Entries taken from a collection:
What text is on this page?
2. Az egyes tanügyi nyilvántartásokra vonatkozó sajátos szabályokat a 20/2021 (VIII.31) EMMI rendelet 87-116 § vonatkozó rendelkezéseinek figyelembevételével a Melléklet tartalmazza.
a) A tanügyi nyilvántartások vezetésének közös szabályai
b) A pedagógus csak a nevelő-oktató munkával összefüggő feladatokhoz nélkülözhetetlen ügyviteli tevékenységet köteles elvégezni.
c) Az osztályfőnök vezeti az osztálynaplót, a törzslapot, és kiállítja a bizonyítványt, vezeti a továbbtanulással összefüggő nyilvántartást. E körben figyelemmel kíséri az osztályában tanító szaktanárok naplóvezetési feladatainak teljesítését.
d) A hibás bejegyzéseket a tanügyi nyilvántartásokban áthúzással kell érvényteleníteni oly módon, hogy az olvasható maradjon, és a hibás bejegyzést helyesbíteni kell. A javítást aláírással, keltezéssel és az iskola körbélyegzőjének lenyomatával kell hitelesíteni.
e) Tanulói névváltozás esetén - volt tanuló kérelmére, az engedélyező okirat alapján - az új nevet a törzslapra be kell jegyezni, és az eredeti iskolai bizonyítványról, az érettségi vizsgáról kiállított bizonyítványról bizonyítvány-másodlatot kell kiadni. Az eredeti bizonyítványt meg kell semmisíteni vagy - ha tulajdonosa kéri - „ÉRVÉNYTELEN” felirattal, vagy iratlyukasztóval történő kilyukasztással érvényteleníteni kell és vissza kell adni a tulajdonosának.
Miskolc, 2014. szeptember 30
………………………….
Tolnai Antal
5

▶ _WHAT TO WORK ON_
Nothing should be left out: return all of the records exactly.

▶ _IN RESPONSE_
What text is on this page?
2. Az egyes tanügyi nyilvántartásokra vonatkozó sajátos szabályokat a 20/2021 (VIII.31) EMMI rendelet 87-116 § vonatkozó rendelkezéseinek figyelembevételével a Melléklet tartalmazza.
a) A tanügyi nyilvántartások vezetésének közös szabályai
b) A pedagógus csak a nevelő-oktató munkával összefüggő feladatokhoz nélkülözhetetlen ügyviteli tevékenységet köteles elvégezni.
c) Az osztályfőnök vezeti az osztálynaplót, a törzslapot, és kiállítja a bizonyítványt, vezeti a továbbtanulással összefüggő nyilvántartást. E körben figyelemmel kíséri az osztályában tanító szaktanárok naplóvezetési feladatainak teljesítését.
d) A hibás bejegyzéseket a tanügyi nyilvántartásokban áthúzással kell érvényteleníteni oly módon, hogy az olvasható maradjon, és a hibás bejegyzést helyesbíteni kell. A javítást aláírással, keltezéssel és az iskola körbélyegzőjének lenyomatával kell hitelesíteni.
e) Tanulói névváltozás esetén - volt tanuló kérelmére, az engedélyező okirat alapján - az új nevet a törzslapra be kell jegyezni, és az eredeti iskolai bizonyítványról, az érettségi vizsgáról kiállított bizonyítványról bizonyítvány-másodlatot kell kiadni. Az eredeti bizonyítványt meg kell semmisíteni vagy - ha tulajdonosa kéri - „ÉRVÉNYTELEN” felirattal, vagy iratlyukasztóval történő kilyukasztással érvényteleníteni kell és vissza kell adni a tulajdonosának.
Miskolc, 2014. szeptember 30
………………………….
Tolnai Antal
5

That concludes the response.